What to work on
Leave out the pictures and restate the rest of the data exactly.

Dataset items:
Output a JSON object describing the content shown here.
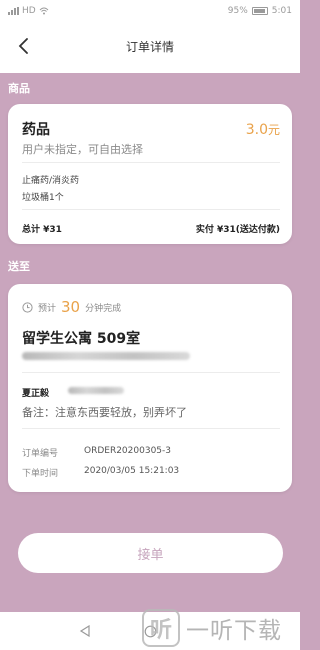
{
  "status_bar": {
    "left_text": "HD",
    "battery": "95%",
    "time": "5:01"
  },
  "nav": {
    "title": "订单详情",
    "back_icon": "chevron-left-icon"
  },
  "goods_section": {
    "label": "商品",
    "name": "药品",
    "price_value": "3.0",
    "price_unit": "元",
    "subtitle": "用户未指定，可自由选择",
    "items": [
      "止痛药/消炎药",
      "垃圾桶1个"
    ],
    "total": "总计 ¥31",
    "paid": "实付 ¥31(送达付款)"
  },
  "deliver_section": {
    "label": "送至",
    "eta_prefix": "预计",
    "eta_minutes": "30",
    "eta_suffix": "分钟完成",
    "address_name": "留学生公寓 509室",
    "contact_name": "夏正毅",
    "note": "备注：注意东西要轻放，别弄坏了",
    "order_no_label": "订单编号",
    "order_no": "ORDER20200305-3",
    "order_time_label": "下单时间",
    "order_time": "2020/03/05 15:21:03"
  },
  "accept_button": "接单",
  "watermark": {
    "logo": "听",
    "text": "一听下载"
  },
  "colors": {
    "background": "#c9a5bd",
    "accent": "#e9a24a",
    "card": "#ffffff"
  }
}
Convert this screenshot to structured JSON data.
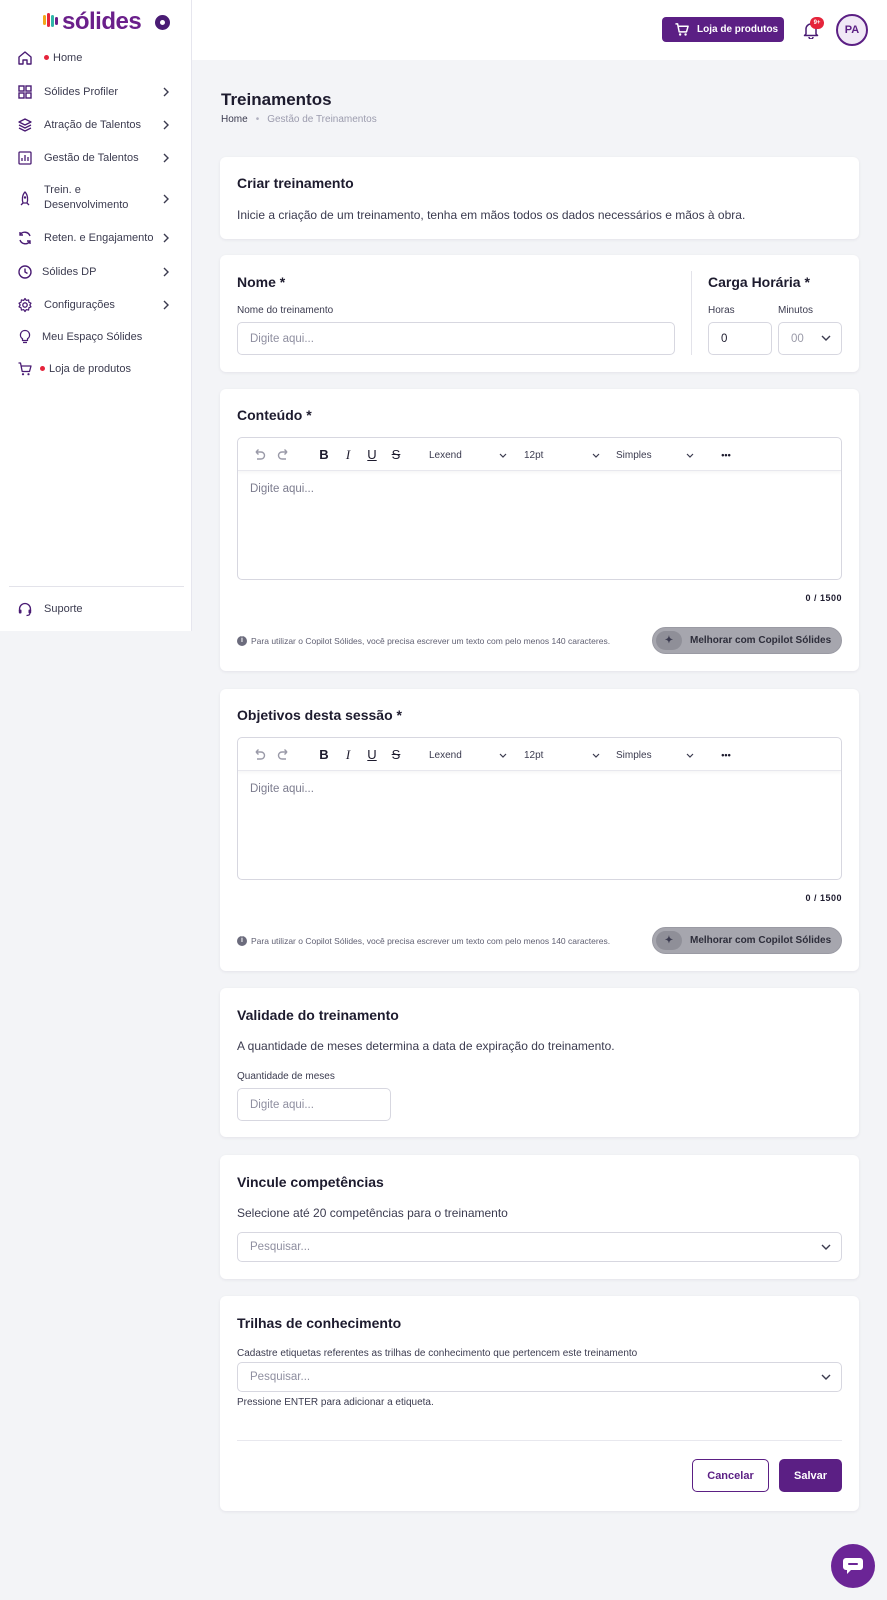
{
  "brand": {
    "logo_text": "sólides"
  },
  "sidebar": {
    "items": [
      {
        "label": "Home",
        "icon": "home-icon",
        "dot": true
      },
      {
        "label": "Sólides Profiler",
        "icon": "grid-icon"
      },
      {
        "label": "Atração de Talentos",
        "icon": "layers-icon"
      },
      {
        "label": "Gestão de Talentos",
        "icon": "bar-chart-icon"
      },
      {
        "label": "Trein. e Desenvolvimento",
        "label_line1": "Trein. e",
        "label_line2": "Desenvolvimento",
        "icon": "rocket-icon"
      },
      {
        "label": "Reten. e Engajamento",
        "icon": "refresh-icon"
      },
      {
        "label": "Sólides DP",
        "icon": "clock-icon"
      },
      {
        "label": "Configurações",
        "icon": "gear-icon"
      },
      {
        "label": "Meu Espaço Sólides",
        "icon": "lightbulb-icon"
      },
      {
        "label": "Loja de produtos",
        "icon": "cart-icon",
        "dot": true
      }
    ],
    "support": {
      "label": "Suporte",
      "icon": "headset-icon"
    }
  },
  "header": {
    "store_button": "Loja de produtos",
    "notification_badge": "9+",
    "avatar_initials": "PA"
  },
  "page": {
    "title": "Treinamentos",
    "breadcrumb": [
      "Home",
      "Gestão de Treinamentos"
    ]
  },
  "create_card": {
    "title": "Criar treinamento",
    "description": "Inicie a criação de um treinamento, tenha em mãos todos os dados necessários e mãos à obra."
  },
  "name_card": {
    "title": "Nome *",
    "field_label": "Nome do treinamento",
    "placeholder": "Digite aqui...",
    "workload_title": "Carga Horária *",
    "hours_label": "Horas",
    "hours_value": "0",
    "minutes_label": "Minutos",
    "minutes_value": "00"
  },
  "editor_toolbar": {
    "font": "Lexend",
    "size": "12pt",
    "line_spacing": "Simples",
    "bold": "B",
    "italic": "I",
    "underline": "U",
    "strike": "S",
    "more": "•••"
  },
  "content_card": {
    "title": "Conteúdo *",
    "placeholder": "Digite aqui...",
    "counter": "0 / 1500",
    "info": "Para utilizar o Copilot Sólides, você precisa escrever um texto com pelo menos 140 caracteres.",
    "copilot_button": "Melhorar com Copilot Sólides"
  },
  "objectives_card": {
    "title": "Objetivos desta sessão *",
    "placeholder": "Digite aqui...",
    "counter": "0 / 1500",
    "info": "Para utilizar o Copilot Sólides, você precisa escrever um texto com pelo menos 140 caracteres.",
    "copilot_button": "Melhorar com Copilot Sólides"
  },
  "validity_card": {
    "title": "Validade do treinamento",
    "description": "A quantidade de meses determina a data de expiração do treinamento.",
    "field_label": "Quantidade de meses",
    "placeholder": "Digite aqui..."
  },
  "skills_card": {
    "title": "Vincule competências",
    "description": "Selecione até 20 competências para o treinamento",
    "placeholder": "Pesquisar..."
  },
  "tracks_card": {
    "title": "Trilhas de conhecimento",
    "description": "Cadastre etiquetas referentes as trilhas de conhecimento que pertencem este treinamento",
    "placeholder": "Pesquisar...",
    "hint": "Pressione ENTER para adicionar a etiqueta.",
    "cancel": "Cancelar",
    "save": "Salvar"
  },
  "colors": {
    "primary": "#5b1f84",
    "alert": "#e5243b",
    "background": "#f3f4f7"
  }
}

Solution to this problem
Output a JSON object describing the content shown here.
{
  "status_bar": {
    "left_text": "HD",
    "battery": "95%",
    "time": "5:01"
  },
  "nav": {
    "title": "订单详情",
    "back_icon": "chevron-left-icon"
  },
  "goods_section": {
    "label": "商品",
    "name": "药品",
    "price_value": "3.0",
    "price_unit": "元",
    "subtitle": "用户未指定，可自由选择",
    "items": [
      "止痛药/消炎药",
      "垃圾桶1个"
    ],
    "total": "总计 ¥31",
    "paid": "实付 ¥31(送达付款)"
  },
  "deliver_section": {
    "label": "送至",
    "eta_prefix": "预计",
    "eta_minutes": "30",
    "eta_suffix": "分钟完成",
    "address_name": "留学生公寓 509室",
    "contact_name": "夏正毅",
    "note": "备注：注意东西要轻放，别弄坏了",
    "order_no_label": "订单编号",
    "order_no": "ORDER20200305-3",
    "order_time_label": "下单时间",
    "order_time": "2020/03/05 15:21:03"
  },
  "accept_button": "接单",
  "watermark": {
    "logo": "听",
    "text": "一听下载"
  },
  "colors": {
    "background": "#c9a5bd",
    "accent": "#e9a24a",
    "card": "#ffffff"
  }
}
Convert this screenshot to structured JSON data.
{
  "brand": {
    "logo_text": "sólides"
  },
  "sidebar": {
    "items": [
      {
        "label": "Home",
        "icon": "home-icon",
        "dot": true
      },
      {
        "label": "Sólides Profiler",
        "icon": "grid-icon"
      },
      {
        "label": "Atração de Talentos",
        "icon": "layers-icon"
      },
      {
        "label": "Gestão de Talentos",
        "icon": "bar-chart-icon"
      },
      {
        "label": "Trein. e Desenvolvimento",
        "label_line1": "Trein. e",
        "label_line2": "Desenvolvimento",
        "icon": "rocket-icon"
      },
      {
        "label": "Reten. e Engajamento",
        "icon": "refresh-icon"
      },
      {
        "label": "Sólides DP",
        "icon": "clock-icon"
      },
      {
        "label": "Configurações",
        "icon": "gear-icon"
      },
      {
        "label": "Meu Espaço Sólides",
        "icon": "lightbulb-icon"
      },
      {
        "label": "Loja de produtos",
        "icon": "cart-icon",
        "dot": true
      }
    ],
    "support": {
      "label": "Suporte",
      "icon": "headset-icon"
    }
  },
  "header": {
    "store_button": "Loja de produtos",
    "notification_badge": "9+",
    "avatar_initials": "PA"
  },
  "page": {
    "title": "Treinamentos",
    "breadcrumb": [
      "Home",
      "Gestão de Treinamentos"
    ]
  },
  "create_card": {
    "title": "Criar treinamento",
    "description": "Inicie a criação de um treinamento, tenha em mãos todos os dados necessários e mãos à obra."
  },
  "name_card": {
    "title": "Nome *",
    "field_label": "Nome do treinamento",
    "placeholder": "Digite aqui...",
    "workload_title": "Carga Horária *",
    "hours_label": "Horas",
    "hours_value": "0",
    "minutes_label": "Minutos",
    "minutes_value": "00"
  },
  "editor_toolbar": {
    "font": "Lexend",
    "size": "12pt",
    "line_spacing": "Simples",
    "bold": "B",
    "italic": "I",
    "underline": "U",
    "strike": "S",
    "more": "•••"
  },
  "content_card": {
    "title": "Conteúdo *",
    "placeholder": "Digite aqui...",
    "counter": "0 / 1500",
    "info": "Para utilizar o Copilot Sólides, você precisa escrever um texto com pelo menos 140 caracteres.",
    "copilot_button": "Melhorar com Copilot Sólides"
  },
  "objectives_card": {
    "title": "Objetivos desta sessão *",
    "placeholder": "Digite aqui...",
    "counter": "0 / 1500",
    "info": "Para utilizar o Copilot Sólides, você precisa escrever um texto com pelo menos 140 caracteres.",
    "copilot_button": "Melhorar com Copilot Sólides"
  },
  "validity_card": {
    "title": "Validade do treinamento",
    "description": "A quantidade de meses determina a data de expiração do treinamento.",
    "field_label": "Quantidade de meses",
    "placeholder": "Digite aqui..."
  },
  "skills_card": {
    "title": "Vincule competências",
    "description": "Selecione até 20 competências para o treinamento",
    "placeholder": "Pesquisar..."
  },
  "tracks_card": {
    "title": "Trilhas de conhecimento",
    "description": "Cadastre etiquetas referentes as trilhas de conhecimento que pertencem este treinamento",
    "placeholder": "Pesquisar...",
    "hint": "Pressione ENTER para adicionar a etiqueta.",
    "cancel": "Cancelar",
    "save": "Salvar"
  },
  "colors": {
    "primary": "#5b1f84",
    "alert": "#e5243b",
    "background": "#f3f4f7"
  }
}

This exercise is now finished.